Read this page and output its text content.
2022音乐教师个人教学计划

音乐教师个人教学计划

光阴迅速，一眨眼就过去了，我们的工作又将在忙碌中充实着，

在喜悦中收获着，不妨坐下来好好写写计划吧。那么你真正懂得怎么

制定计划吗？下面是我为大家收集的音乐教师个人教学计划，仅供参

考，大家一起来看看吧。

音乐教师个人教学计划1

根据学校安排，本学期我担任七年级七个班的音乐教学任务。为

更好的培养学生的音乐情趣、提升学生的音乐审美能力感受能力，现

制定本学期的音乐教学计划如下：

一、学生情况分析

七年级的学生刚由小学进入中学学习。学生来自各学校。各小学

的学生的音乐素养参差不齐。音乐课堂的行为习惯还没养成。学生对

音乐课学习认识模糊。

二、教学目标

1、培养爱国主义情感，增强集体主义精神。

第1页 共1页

########

WHAT YOU SHOULD DO: Copy out every entry again, exactly as it was given.

THE RESPONSE:
Read this page and output its text content.
2022音乐教师个人教学计划

音乐教师个人教学计划

光阴迅速，一眨眼就过去了，我们的工作又将在忙碌中充实着，

在喜悦中收获着，不妨坐下来好好写写计划吧。那么你真正懂得怎么

制定计划吗？下面是我为大家收集的音乐教师个人教学计划，仅供参

考，大家一起来看看吧。

音乐教师个人教学计划1

根据学校安排，本学期我担任七年级七个班的音乐教学任务。为

更好的培养学生的音乐情趣、提升学生的音乐审美能力感受能力，现

制定本学期的音乐教学计划如下：

一、学生情况分析

七年级的学生刚由小学进入中学学习。学生来自各学校。各小学

的学生的音乐素养参差不齐。音乐课堂的行为习惯还没养成。学生对

音乐课学习认识模糊。

二、教学目标

1、培养爱国主义情感，增强集体主义精神。

第1页 共1页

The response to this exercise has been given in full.